Records about charts and figures
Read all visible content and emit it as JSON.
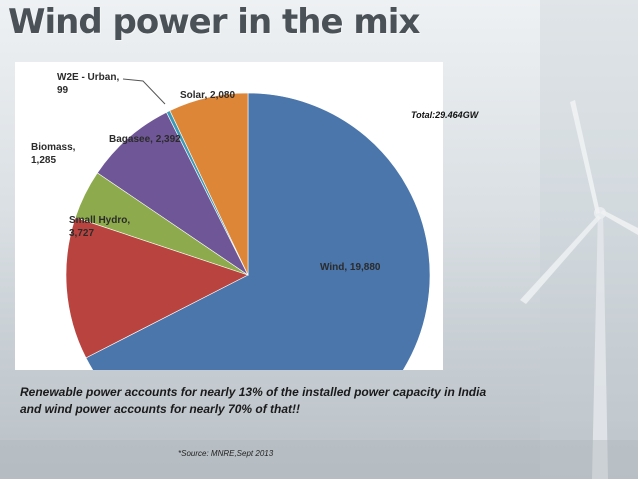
{
  "slide": {
    "title": "Wind power in the mix",
    "total_note": "Total:29.464GW",
    "statement_line1": "Renewable power accounts for nearly 13% of the installed power capacity in India",
    "statement_line2": "and wind power accounts for nearly 70% of that!!",
    "source": "*Source: MNRE,Sept 2013"
  },
  "chart_data": {
    "type": "pie",
    "title": "",
    "slices": [
      {
        "label": "Wind",
        "value": 19880,
        "display": "Wind, 19,880",
        "color": "#4a76ab"
      },
      {
        "label": "Small Hydro",
        "value": 3727,
        "display": [
          "Small Hydro,",
          "3,727"
        ],
        "color": "#b9443f"
      },
      {
        "label": "Biomass",
        "value": 1285,
        "display": [
          "Biomass,",
          "1,285"
        ],
        "color": "#8dab4c"
      },
      {
        "label": "Bagasee",
        "value": 2392,
        "display": "Bagasee, 2,392",
        "color": "#6f5696"
      },
      {
        "label": "W2E - Urban",
        "value": 99,
        "display": [
          "W2E - Urban,",
          "99"
        ],
        "color": "#3e9bb7"
      },
      {
        "label": "Solar",
        "value": 2080,
        "display": "Solar, 2,080",
        "color": "#dd8638"
      }
    ],
    "start_at": "top",
    "direction": "clockwise"
  }
}
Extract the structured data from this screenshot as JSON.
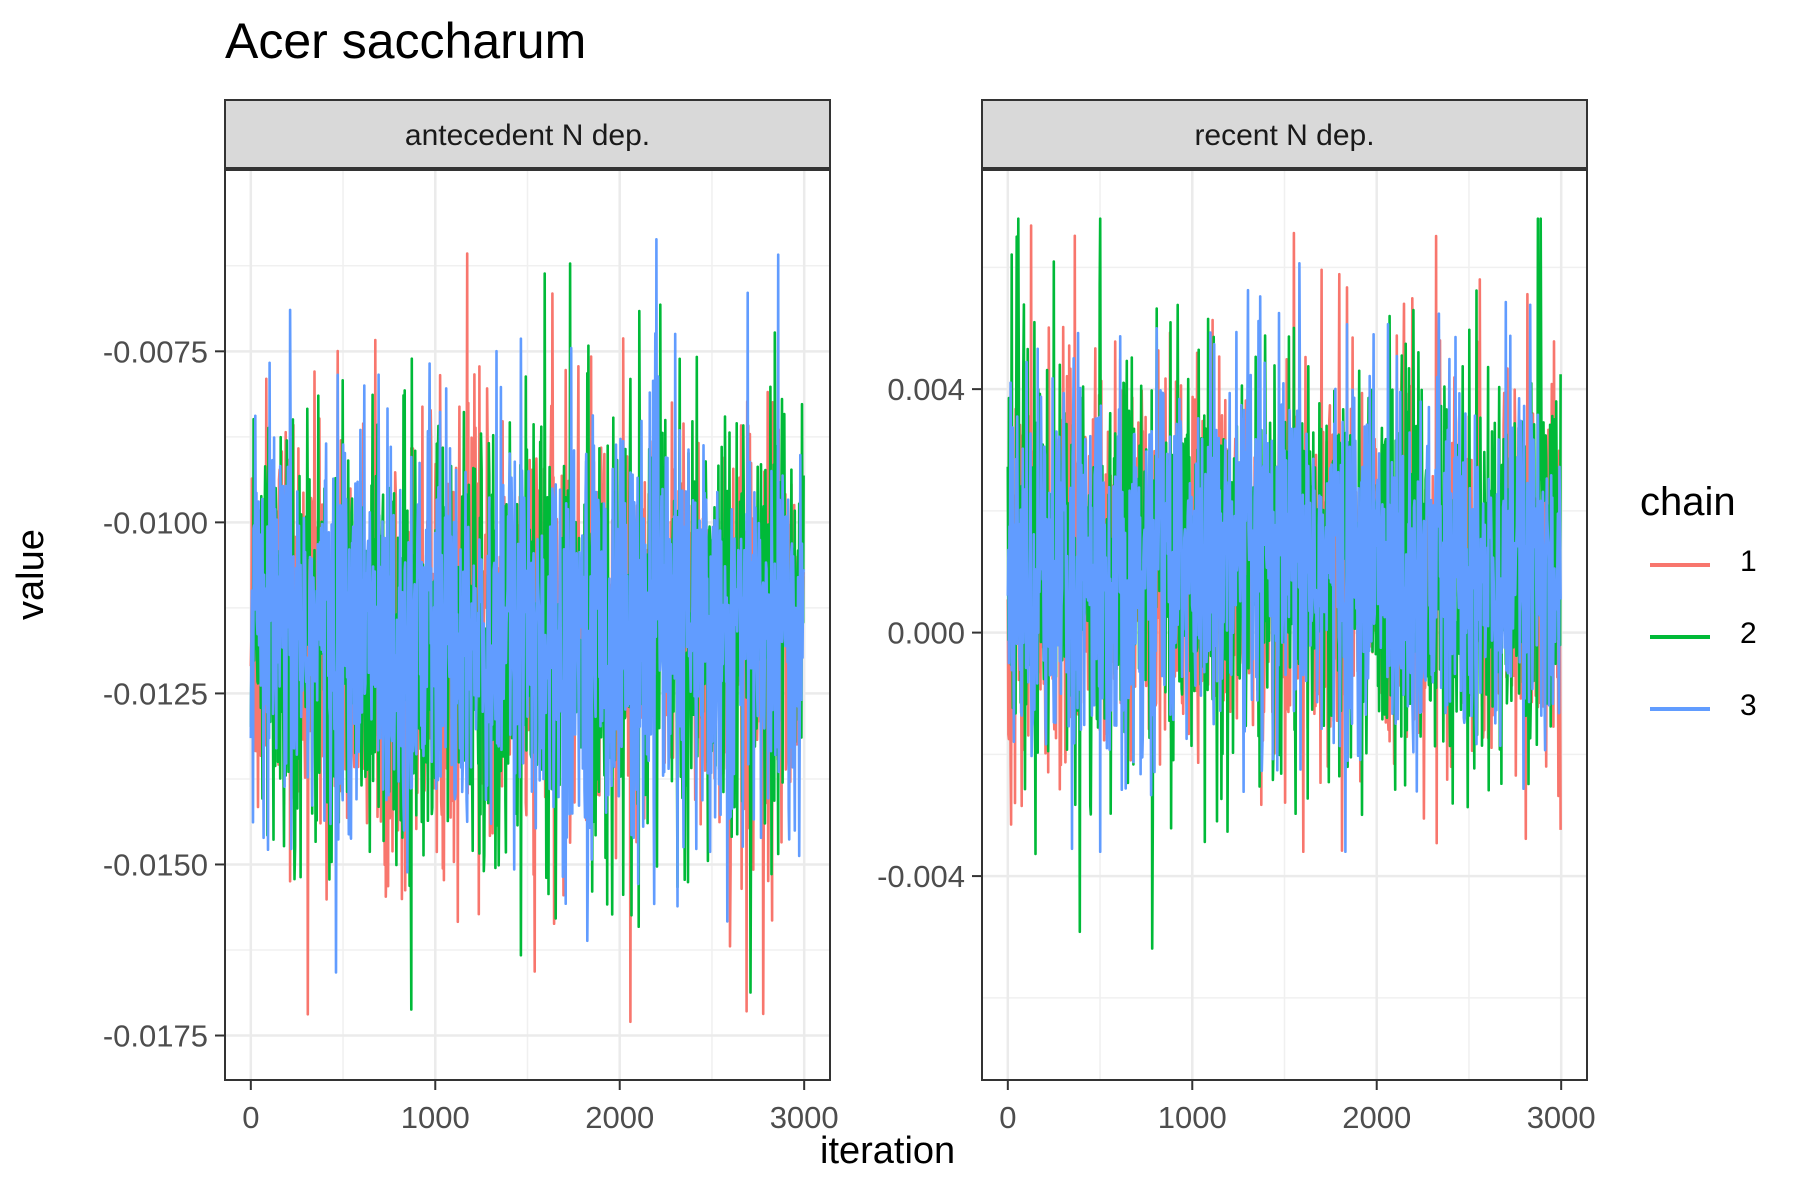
{
  "title": "Acer saccharum",
  "xlabel": "iteration",
  "ylabel": "value",
  "legend": {
    "title": "chain",
    "items": [
      {
        "label": "1",
        "color": "#F8766D"
      },
      {
        "label": "2",
        "color": "#00BA38"
      },
      {
        "label": "3",
        "color": "#619CFF"
      }
    ]
  },
  "chart_data": [
    {
      "type": "line",
      "panel_title": "antecedent N dep.",
      "x_ticks": [
        0,
        1000,
        2000,
        3000
      ],
      "x_tick_labels": [
        "0",
        "1000",
        "2000",
        "3000"
      ],
      "y_ticks": [
        -0.0075,
        -0.01,
        -0.0125,
        -0.015,
        -0.0175
      ],
      "y_tick_labels": [
        "-0.0075",
        "-0.0100",
        "-0.0125",
        "-0.0150",
        "-0.0175"
      ],
      "xlim": [
        -140,
        3140
      ],
      "ylim": [
        -0.01815,
        -0.00485
      ],
      "grid": true,
      "series": [
        {
          "name": "1",
          "color": "#F8766D",
          "center": -0.0116,
          "lower_envelope": -0.0146,
          "upper_envelope": -0.0088,
          "min": -0.0173,
          "max": -0.006
        },
        {
          "name": "2",
          "color": "#00BA38",
          "center": -0.0116,
          "lower_envelope": -0.0146,
          "upper_envelope": -0.0088,
          "min": -0.0176,
          "max": -0.0061
        },
        {
          "name": "3",
          "color": "#619CFF",
          "center": -0.0116,
          "lower_envelope": -0.0143,
          "upper_envelope": -0.0089,
          "min": -0.0174,
          "max": -0.0058
        }
      ]
    },
    {
      "type": "line",
      "panel_title": "recent N dep.",
      "x_ticks": [
        0,
        1000,
        2000,
        3000
      ],
      "x_tick_labels": [
        "0",
        "1000",
        "2000",
        "3000"
      ],
      "y_ticks": [
        0.004,
        0.0,
        -0.004
      ],
      "y_tick_labels": [
        "0.004",
        "0.000",
        "-0.004"
      ],
      "xlim": [
        -140,
        3140
      ],
      "ylim": [
        -0.00735,
        0.0076
      ],
      "grid": true,
      "series": [
        {
          "name": "1",
          "color": "#F8766D",
          "center": 0.0011,
          "lower_envelope": -0.0018,
          "upper_envelope": 0.0041,
          "min": -0.0036,
          "max": 0.0069
        },
        {
          "name": "2",
          "color": "#00BA38",
          "center": 0.0011,
          "lower_envelope": -0.0019,
          "upper_envelope": 0.0042,
          "min": -0.0067,
          "max": 0.0068
        },
        {
          "name": "3",
          "color": "#619CFF",
          "center": 0.0011,
          "lower_envelope": -0.0017,
          "upper_envelope": 0.004,
          "min": -0.0036,
          "max": 0.0069
        }
      ]
    }
  ]
}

Given exercise:
Leave the pictures out and output the rest of the listing exactly.

Full answer:
Read all visible content and emit it as JSON.
{
  "slide": {
    "title": "Wind power in the mix",
    "total_note": "Total:29.464GW",
    "statement_line1": "Renewable power accounts for nearly 13% of the installed power capacity in India",
    "statement_line2": "and wind power accounts for nearly 70% of that!!",
    "source": "*Source: MNRE,Sept 2013"
  },
  "chart_data": {
    "type": "pie",
    "title": "",
    "slices": [
      {
        "label": "Wind",
        "value": 19880,
        "display": "Wind, 19,880",
        "color": "#4a76ab"
      },
      {
        "label": "Small Hydro",
        "value": 3727,
        "display": [
          "Small Hydro,",
          "3,727"
        ],
        "color": "#b9443f"
      },
      {
        "label": "Biomass",
        "value": 1285,
        "display": [
          "Biomass,",
          "1,285"
        ],
        "color": "#8dab4c"
      },
      {
        "label": "Bagasee",
        "value": 2392,
        "display": "Bagasee, 2,392",
        "color": "#6f5696"
      },
      {
        "label": "W2E - Urban",
        "value": 99,
        "display": [
          "W2E - Urban,",
          "99"
        ],
        "color": "#3e9bb7"
      },
      {
        "label": "Solar",
        "value": 2080,
        "display": "Solar, 2,080",
        "color": "#dd8638"
      }
    ],
    "start_at": "top",
    "direction": "clockwise"
  }
}
Extract the structured data from this screenshot as JSON.
{
  "title": "Acer saccharum",
  "xlabel": "iteration",
  "ylabel": "value",
  "legend": {
    "title": "chain",
    "items": [
      {
        "label": "1",
        "color": "#F8766D"
      },
      {
        "label": "2",
        "color": "#00BA38"
      },
      {
        "label": "3",
        "color": "#619CFF"
      }
    ]
  },
  "chart_data": [
    {
      "type": "line",
      "panel_title": "antecedent N dep.",
      "x_ticks": [
        0,
        1000,
        2000,
        3000
      ],
      "x_tick_labels": [
        "0",
        "1000",
        "2000",
        "3000"
      ],
      "y_ticks": [
        -0.0075,
        -0.01,
        -0.0125,
        -0.015,
        -0.0175
      ],
      "y_tick_labels": [
        "-0.0075",
        "-0.0100",
        "-0.0125",
        "-0.0150",
        "-0.0175"
      ],
      "xlim": [
        -140,
        3140
      ],
      "ylim": [
        -0.01815,
        -0.00485
      ],
      "grid": true,
      "series": [
        {
          "name": "1",
          "color": "#F8766D",
          "center": -0.0116,
          "lower_envelope": -0.0146,
          "upper_envelope": -0.0088,
          "min": -0.0173,
          "max": -0.006
        },
        {
          "name": "2",
          "color": "#00BA38",
          "center": -0.0116,
          "lower_envelope": -0.0146,
          "upper_envelope": -0.0088,
          "min": -0.0176,
          "max": -0.0061
        },
        {
          "name": "3",
          "color": "#619CFF",
          "center": -0.0116,
          "lower_envelope": -0.0143,
          "upper_envelope": -0.0089,
          "min": -0.0174,
          "max": -0.0058
        }
      ]
    },
    {
      "type": "line",
      "panel_title": "recent N dep.",
      "x_ticks": [
        0,
        1000,
        2000,
        3000
      ],
      "x_tick_labels": [
        "0",
        "1000",
        "2000",
        "3000"
      ],
      "y_ticks": [
        0.004,
        0.0,
        -0.004
      ],
      "y_tick_labels": [
        "0.004",
        "0.000",
        "-0.004"
      ],
      "xlim": [
        -140,
        3140
      ],
      "ylim": [
        -0.00735,
        0.0076
      ],
      "grid": true,
      "series": [
        {
          "name": "1",
          "color": "#F8766D",
          "center": 0.0011,
          "lower_envelope": -0.0018,
          "upper_envelope": 0.0041,
          "min": -0.0036,
          "max": 0.0069
        },
        {
          "name": "2",
          "color": "#00BA38",
          "center": 0.0011,
          "lower_envelope": -0.0019,
          "upper_envelope": 0.0042,
          "min": -0.0067,
          "max": 0.0068
        },
        {
          "name": "3",
          "color": "#619CFF",
          "center": 0.0011,
          "lower_envelope": -0.0017,
          "upper_envelope": 0.004,
          "min": -0.0036,
          "max": 0.0069
        }
      ]
    }
  ]
}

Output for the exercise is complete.